### Written task
Extract every line of the entries that contains the word "tratame".

### Exercise inputs
•••
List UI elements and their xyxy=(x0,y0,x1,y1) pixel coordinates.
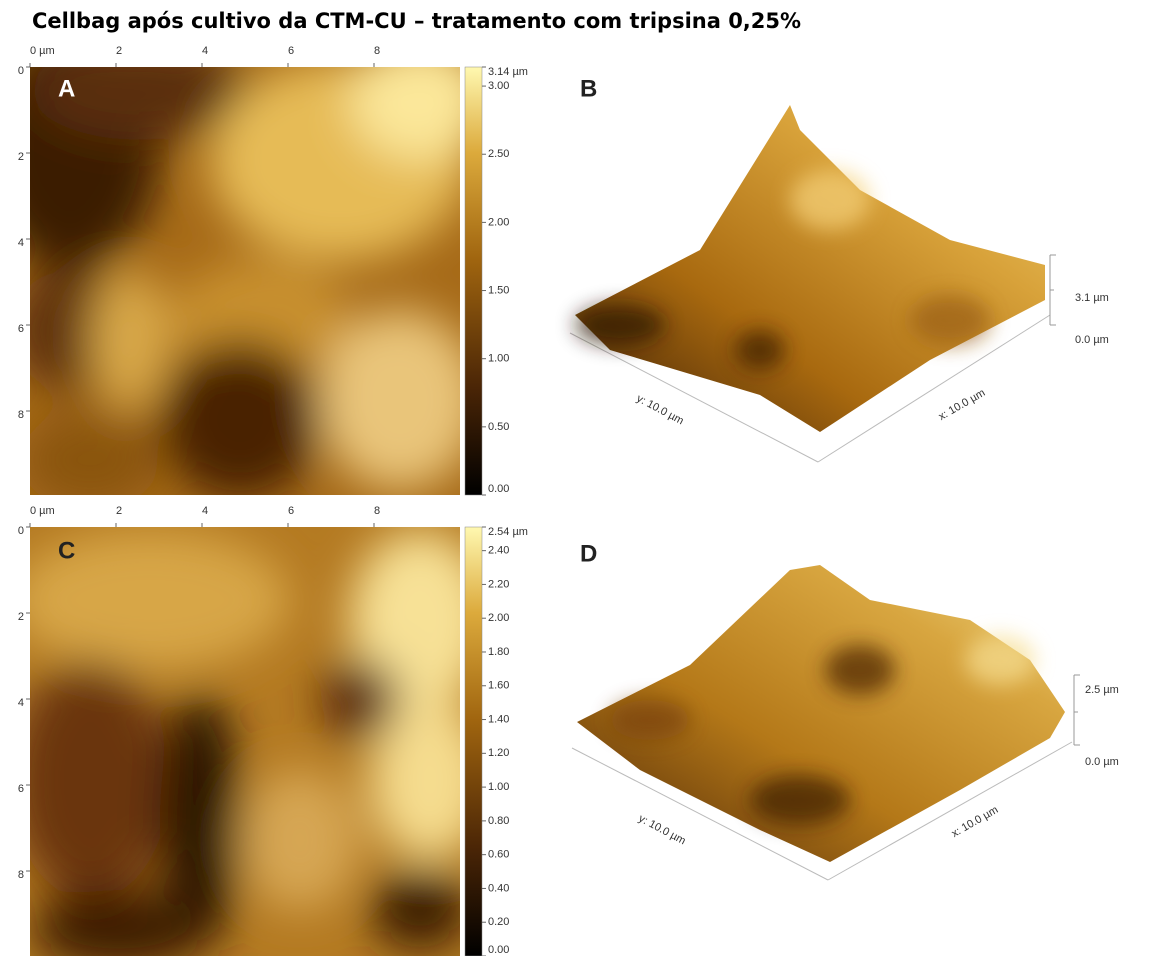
colorbar-tick-label: 1.80 xyxy=(488,646,509,658)
colorbar-tick-label: 1.50 xyxy=(488,284,509,296)
y-tick-label: 8 xyxy=(18,409,24,421)
y-tick-label: 6 xyxy=(18,783,24,795)
colorbar-tick-label: 3.00 xyxy=(488,80,509,92)
colorbar-tick-label: 1.00 xyxy=(488,781,509,793)
y-tick-label: 4 xyxy=(18,697,24,709)
colorbar-tick-label: 0.60 xyxy=(488,849,509,861)
axis-label: y: 10.0 µm xyxy=(636,813,687,848)
x-tick-label: 6 xyxy=(288,505,294,517)
x-tick-label: 4 xyxy=(202,505,208,517)
colorbar-tick-label: 2.20 xyxy=(488,578,509,590)
x-tick-label: 8 xyxy=(374,505,380,517)
panel-label: B xyxy=(580,75,597,102)
figure-title: Cellbag após cultivo da CTM-CU – tratame… xyxy=(32,9,801,33)
colorbar-tick-label: 1.20 xyxy=(488,747,509,759)
z-label: 2.5 µm xyxy=(1085,684,1119,696)
colorbar-tick-label: 1.40 xyxy=(488,713,509,725)
y-tick-label: 0 xyxy=(18,65,24,77)
y-tick-label: 8 xyxy=(18,869,24,881)
axis-label: x: 10.0 µm xyxy=(937,387,988,423)
colorbar-tick-label: 0.80 xyxy=(488,815,509,827)
colorbar-tick-label: 2.00 xyxy=(488,216,509,228)
x-tick-label: 2 xyxy=(116,45,122,57)
colorbar-tick-label: 0.00 xyxy=(488,944,509,956)
colorbar-max-label: 2.54 µm xyxy=(488,526,528,538)
panel-label: D xyxy=(580,540,597,567)
y-tick-label: 6 xyxy=(18,323,24,335)
x-tick-label: 2 xyxy=(116,505,122,517)
colorbar-tick-label: 1.60 xyxy=(488,680,509,692)
afm-map xyxy=(10,527,490,956)
axis-label: y: 10.0 µm xyxy=(634,393,685,428)
y-tick-label: 0 xyxy=(18,525,24,537)
colorbar-tick-label: 0.40 xyxy=(488,882,509,894)
x-tick-label: 8 xyxy=(374,45,380,57)
colorbar-tick-label: 0.50 xyxy=(488,421,509,433)
x-tick-label: 4 xyxy=(202,45,208,57)
colorbar-tick-label: 2.50 xyxy=(488,148,509,160)
colorbar-tick-label: 1.00 xyxy=(488,353,509,365)
axis-label: x: 10.0 µm xyxy=(950,804,1001,840)
colorbar xyxy=(465,527,482,956)
x-tick-label: 0 µm xyxy=(30,45,55,57)
colorbar xyxy=(465,67,482,495)
colorbar-max-label: 3.14 µm xyxy=(488,66,528,78)
surface-3d: D 2.5 µm 0.0 µm y: 10.0 µm x: 10.0 µm xyxy=(572,540,1119,880)
z-label: 3.1 µm xyxy=(1075,292,1109,304)
z-label: 0.0 µm xyxy=(1075,334,1109,346)
x-tick-label: 0 µm xyxy=(30,505,55,517)
colorbar-tick-label: 0.20 xyxy=(488,916,509,928)
figure: Cellbag após cultivo da CTM-CU – tratame… xyxy=(0,0,1151,956)
colorbar-tick-label: 2.00 xyxy=(488,612,509,624)
panel-label: C xyxy=(58,537,75,564)
z-label: 0.0 µm xyxy=(1085,756,1119,768)
surface-3d: B 3.1 µm 0.0 µm y: 10.0 µm x: 10.0 µm xyxy=(570,75,1109,462)
panel-label: A xyxy=(58,75,75,102)
y-tick-label: 2 xyxy=(18,151,24,163)
colorbar-tick-label: 0.00 xyxy=(488,483,509,495)
y-tick-label: 2 xyxy=(18,611,24,623)
x-tick-label: 6 xyxy=(288,45,294,57)
colorbar-tick-label: 2.40 xyxy=(488,545,509,557)
y-tick-label: 4 xyxy=(18,237,24,249)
•••
### Answer to this exercise
figure-title: Cellbag após cultivo da CTM-CU – tratame… xyxy=(32,9,801,33)
figure: Cellbag após cultivo da CTM-CU – tratame… xyxy=(0,0,1151,956)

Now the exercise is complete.